_Short task_: Each entry below is to be given again word for word, with no pictures.

---- Given information

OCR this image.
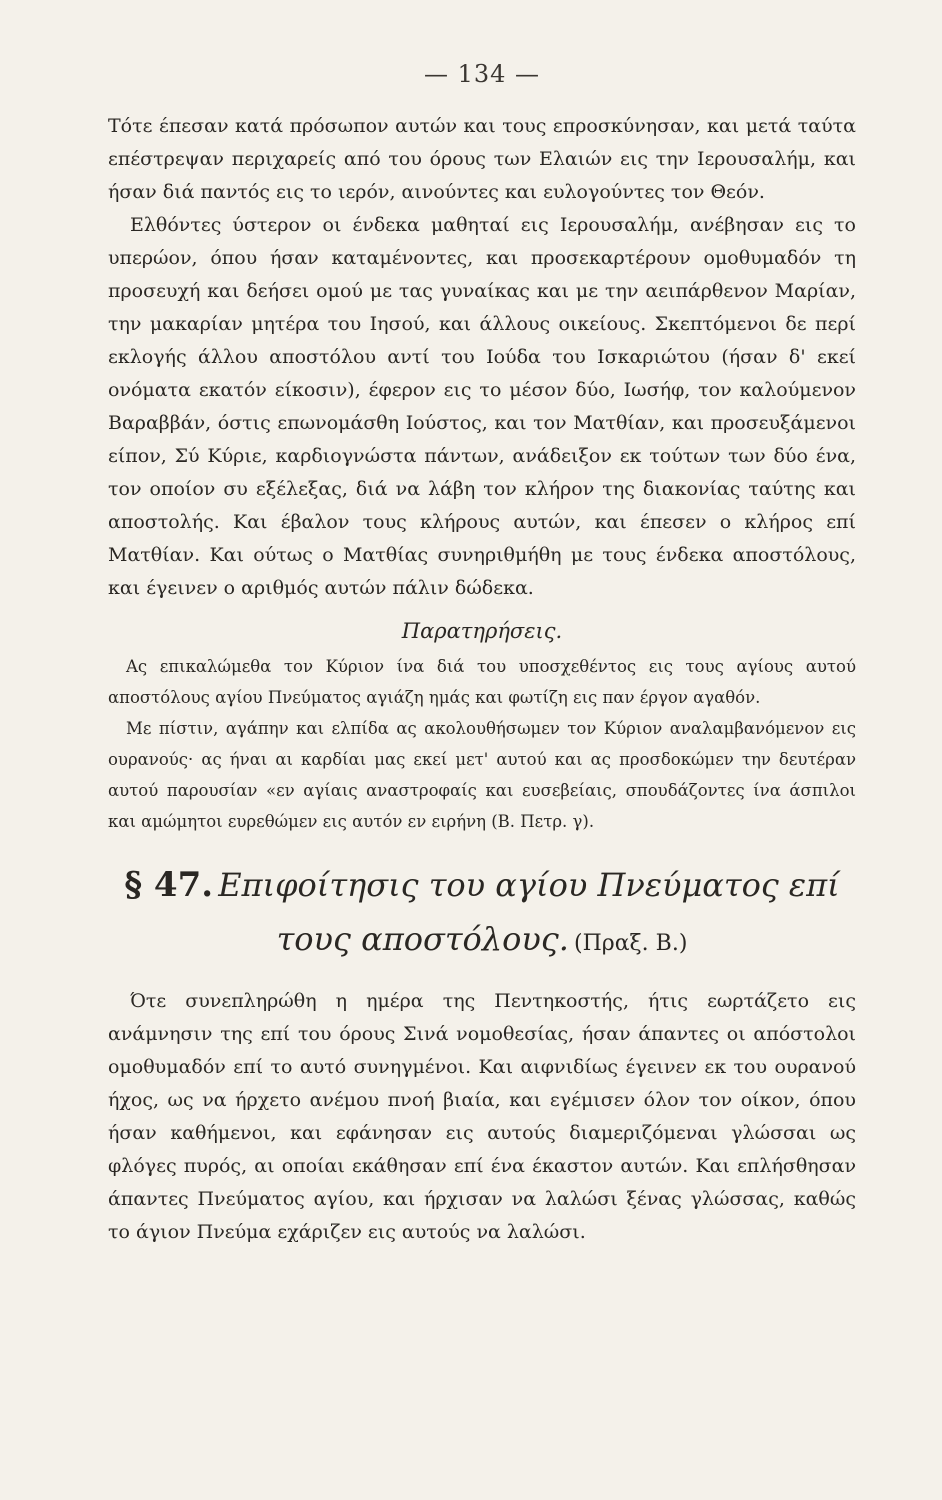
— 134 —

Τότε έπεσαν κατά πρόσωπον αυτών και τους επροσκύνησαν, και μετά ταύτα επέστρεψαν περιχαρείς από του όρους των Ελαιών εις την Ιερουσαλήμ, και ήσαν διά παντός εις το ιερόν, αινούντες και ευλογούντες τον Θεόν.

Ελθόντες ύστερον οι ένδεκα μαθηταί εις Ιερουσαλήμ, ανέβησαν εις το υπερώον, όπου ήσαν καταμένοντες, και προσεκαρτέρουν ομοθυμαδόν τη προσευχή και δεήσει ομού με τας γυναίκας και με την αειπάρθενον Μαρίαν, την μακαρίαν μητέρα του Ιησού, και άλλους οικείους. Σκεπτόμενοι δε περί εκλογής άλλου αποστόλου αντί του Ιούδα του Ισκαριώτου (ήσαν δ' εκεί ονόματα εκατόν είκοσιν), έφερον εις το μέσον δύο, Ιωσήφ, τον καλούμενον Βαραββάν, όστις επωνομάσθη Ιούστος, και τον Ματθίαν, και προσευξάμενοι είπον, Σύ Κύριε, καρδιογνώστα πάντων, ανάδειξον εκ τούτων των δύο ένα, τον οποίον συ εξέλεξας, διά να λάβη τον κλήρον της διακονίας ταύτης και αποστολής. Και έβαλον τους κλήρους αυτών, και έπεσεν ο κλήρος επί Ματθίαν. Και ούτως ο Ματθίας συνηριθμήθη με τους ένδεκα αποστόλους, και έγεινεν ο αριθμός αυτών πάλιν δώδεκα.

Παρατηρήσεις.

Ας επικαλώμεθα τον Κύριον ίνα διά του υποσχεθέντος εις τους αγίους αυτού αποστόλους αγίου Πνεύματος αγιάζη ημάς και φωτίζη εις παν έργον αγαθόν.

Με πίστιν, αγάπην και ελπίδα ας ακολουθήσωμεν τον Κύριον αναλαμβανόμενον εις ουρανούς· ας ήναι αι καρδίαι μας εκεί μετ' αυτού και ας προσδοκώμεν την δευτέραν αυτού παρουσίαν «εν αγίαις αναστροφαίς και ευσεβείαις, σπουδάζοντες ίνα άσπιλοι και αμώμητοι ευρεθώμεν εις αυτόν εν ειρήνη (Β. Πετρ. γ).

§ 47. Επιφοίτησις του αγίου Πνεύματος επί τους αποστόλους. (Πραξ. Β.)

Ότε συνεπληρώθη η ημέρα της Πεντηκοστής, ήτις εωρτάζετο εις ανάμνησιν της επί του όρους Σινά νομοθεσίας, ήσαν άπαντες οι απόστολοι ομοθυμαδόν επί το αυτό συνηγμένοι. Και αιφνιδίως έγεινεν εκ του ουρανού ήχος, ως να ήρχετο ανέμου πνοή βιαία, και εγέμισεν όλον τον οίκον, όπου ήσαν καθήμενοι, και εφάνησαν εις αυτούς διαμεριζόμεναι γλώσσαι ως φλόγες πυρός, αι οποίαι εκάθησαν επί ένα έκαστον αυτών. Και επλήσθησαν άπαντες Πνεύματος αγίου, και ήρχισαν να λαλώσι ξένας γλώσσας, καθώς το άγιον Πνεύμα εχάριζεν εις αυτούς να λαλώσι.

--------

_Solution to the exercise_:
OCR this image.
— 134 —

Τότε έπεσαν κατά πρόσωπον αυτών και τους επροσκύνησαν, και μετά ταύτα επέστρεψαν περιχαρείς από του όρους των Ελαιών εις την Ιερουσαλήμ, και ήσαν διά παντός εις το ιερόν, αινούντες και ευλογούντες τον Θεόν.

Ελθόντες ύστερον οι ένδεκα μαθηταί εις Ιερουσαλήμ, ανέβησαν εις το υπερώον, όπου ήσαν καταμένοντες, και προσεκαρτέρουν ομοθυμαδόν τη προσευχή και δεήσει ομού με τας γυναίκας και με την αειπάρθενον Μαρίαν, την μακαρίαν μητέρα του Ιησού, και άλλους οικείους. Σκεπτόμενοι δε περί εκλογής άλλου αποστόλου αντί του Ιούδα του Ισκαριώτου (ήσαν δ' εκεί ονόματα εκατόν είκοσιν), έφερον εις το μέσον δύο, Ιωσήφ, τον καλούμενον Βαραββάν, όστις επωνομάσθη Ιούστος, και τον Ματθίαν, και προσευξάμενοι είπον, Σύ Κύριε, καρδιογνώστα πάντων, ανάδειξον εκ τούτων των δύο ένα, τον οποίον συ εξέλεξας, διά να λάβη τον κλήρον της διακονίας ταύτης και αποστολής. Και έβαλον τους κλήρους αυτών, και έπεσεν ο κλήρος επί Ματθίαν. Και ούτως ο Ματθίας συνηριθμήθη με τους ένδεκα αποστόλους, και έγεινεν ο αριθμός αυτών πάλιν δώδεκα.

Παρατηρήσεις.

Ας επικαλώμεθα τον Κύριον ίνα διά του υποσχεθέντος εις τους αγίους αυτού αποστόλους αγίου Πνεύματος αγιάζη ημάς και φωτίζη εις παν έργον αγαθόν.

Με πίστιν, αγάπην και ελπίδα ας ακολουθήσωμεν τον Κύριον αναλαμβανόμενον εις ουρανούς· ας ήναι αι καρδίαι μας εκεί μετ' αυτού και ας προσδοκώμεν την δευτέραν αυτού παρουσίαν «εν αγίαις αναστροφαίς και ευσεβείαις, σπουδάζοντες ίνα άσπιλοι και αμώμητοι ευρεθώμεν εις αυτόν εν ειρήνη (Β. Πετρ. γ).

§ 47. Επιφοίτησις του αγίου Πνεύματος επί τους αποστόλους. (Πραξ. Β.)

Ότε συνεπληρώθη η ημέρα της Πεντηκοστής, ήτις εωρτάζετο εις ανάμνησιν της επί του όρους Σινά νομοθεσίας, ήσαν άπαντες οι απόστολοι ομοθυμαδόν επί το αυτό συνηγμένοι. Και αιφνιδίως έγεινεν εκ του ουρανού ήχος, ως να ήρχετο ανέμου πνοή βιαία, και εγέμισεν όλον τον οίκον, όπου ήσαν καθήμενοι, και εφάνησαν εις αυτούς διαμεριζόμεναι γλώσσαι ως φλόγες πυρός, αι οποίαι εκάθησαν επί ένα έκαστον αυτών. Και επλήσθησαν άπαντες Πνεύματος αγίου, και ήρχισαν να λαλώσι ξένας γλώσσας, καθώς το άγιον Πνεύμα εχάριζεν εις αυτούς να λαλώσι.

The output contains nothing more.